▶ Provided records:
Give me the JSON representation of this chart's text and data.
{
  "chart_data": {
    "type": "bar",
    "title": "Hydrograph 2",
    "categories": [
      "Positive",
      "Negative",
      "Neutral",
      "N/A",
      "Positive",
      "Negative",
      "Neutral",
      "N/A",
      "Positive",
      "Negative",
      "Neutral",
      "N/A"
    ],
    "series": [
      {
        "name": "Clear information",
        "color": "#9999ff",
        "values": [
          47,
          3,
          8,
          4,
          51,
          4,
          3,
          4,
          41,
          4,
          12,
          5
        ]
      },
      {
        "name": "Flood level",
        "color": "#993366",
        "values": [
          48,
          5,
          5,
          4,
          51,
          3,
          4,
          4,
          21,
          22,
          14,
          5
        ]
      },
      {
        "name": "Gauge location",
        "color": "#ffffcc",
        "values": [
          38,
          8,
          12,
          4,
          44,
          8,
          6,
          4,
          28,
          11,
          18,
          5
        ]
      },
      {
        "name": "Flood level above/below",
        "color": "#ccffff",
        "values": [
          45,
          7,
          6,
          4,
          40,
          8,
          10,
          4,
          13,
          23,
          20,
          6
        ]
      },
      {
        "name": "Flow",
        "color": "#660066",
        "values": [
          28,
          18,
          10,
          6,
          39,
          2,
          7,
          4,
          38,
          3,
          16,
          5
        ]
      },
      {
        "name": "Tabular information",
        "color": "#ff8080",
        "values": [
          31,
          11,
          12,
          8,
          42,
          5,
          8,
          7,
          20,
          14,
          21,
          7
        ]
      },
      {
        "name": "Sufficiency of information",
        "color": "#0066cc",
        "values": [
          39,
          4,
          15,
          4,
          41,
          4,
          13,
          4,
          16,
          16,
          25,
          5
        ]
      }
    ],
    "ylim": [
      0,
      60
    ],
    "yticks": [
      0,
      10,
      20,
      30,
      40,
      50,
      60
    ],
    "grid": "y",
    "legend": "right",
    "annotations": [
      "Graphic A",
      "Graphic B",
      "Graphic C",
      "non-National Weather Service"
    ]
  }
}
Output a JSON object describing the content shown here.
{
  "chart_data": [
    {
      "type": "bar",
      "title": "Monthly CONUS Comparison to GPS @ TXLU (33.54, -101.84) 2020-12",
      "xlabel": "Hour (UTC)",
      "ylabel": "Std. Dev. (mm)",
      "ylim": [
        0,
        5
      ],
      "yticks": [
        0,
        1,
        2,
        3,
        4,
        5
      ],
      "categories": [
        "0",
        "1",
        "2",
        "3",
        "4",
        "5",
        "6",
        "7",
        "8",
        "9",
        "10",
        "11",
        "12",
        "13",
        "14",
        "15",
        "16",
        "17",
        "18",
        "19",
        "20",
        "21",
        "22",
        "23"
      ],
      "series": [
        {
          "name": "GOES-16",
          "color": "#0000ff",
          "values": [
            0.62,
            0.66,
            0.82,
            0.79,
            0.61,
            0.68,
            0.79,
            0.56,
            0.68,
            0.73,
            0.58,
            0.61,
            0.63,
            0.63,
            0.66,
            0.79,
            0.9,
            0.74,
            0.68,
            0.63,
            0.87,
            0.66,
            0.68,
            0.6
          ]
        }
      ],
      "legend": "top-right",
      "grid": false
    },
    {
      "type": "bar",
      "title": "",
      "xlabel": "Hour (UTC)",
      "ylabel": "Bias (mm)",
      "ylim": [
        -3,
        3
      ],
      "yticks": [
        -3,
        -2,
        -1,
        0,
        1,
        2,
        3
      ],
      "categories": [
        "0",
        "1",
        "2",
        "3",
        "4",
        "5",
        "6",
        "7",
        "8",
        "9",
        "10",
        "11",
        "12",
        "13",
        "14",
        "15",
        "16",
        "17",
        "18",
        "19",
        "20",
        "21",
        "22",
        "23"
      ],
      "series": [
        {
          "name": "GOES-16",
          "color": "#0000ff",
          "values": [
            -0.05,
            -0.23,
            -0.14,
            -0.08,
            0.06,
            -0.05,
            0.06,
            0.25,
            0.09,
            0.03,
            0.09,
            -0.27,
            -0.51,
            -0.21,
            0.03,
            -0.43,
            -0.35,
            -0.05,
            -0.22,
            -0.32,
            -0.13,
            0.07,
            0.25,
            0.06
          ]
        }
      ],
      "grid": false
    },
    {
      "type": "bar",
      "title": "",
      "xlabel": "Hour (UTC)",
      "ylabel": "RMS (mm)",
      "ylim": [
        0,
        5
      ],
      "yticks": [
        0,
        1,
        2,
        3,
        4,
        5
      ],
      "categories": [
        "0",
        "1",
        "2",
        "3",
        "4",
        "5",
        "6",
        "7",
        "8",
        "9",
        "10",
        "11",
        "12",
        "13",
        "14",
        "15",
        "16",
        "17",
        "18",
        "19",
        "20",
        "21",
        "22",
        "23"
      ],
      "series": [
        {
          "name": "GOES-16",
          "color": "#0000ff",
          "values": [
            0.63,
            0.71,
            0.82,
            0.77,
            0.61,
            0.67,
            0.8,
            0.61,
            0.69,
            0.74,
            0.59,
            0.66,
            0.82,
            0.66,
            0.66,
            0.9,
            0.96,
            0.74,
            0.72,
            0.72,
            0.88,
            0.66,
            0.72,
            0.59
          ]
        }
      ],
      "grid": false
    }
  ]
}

▶ Exercise brief:
Above are the records. Copy every line in them holding "information".

▶ Written answer:
        "name": "Clear information",
        "name": "Tabular information",
        "name": "Sufficiency of information",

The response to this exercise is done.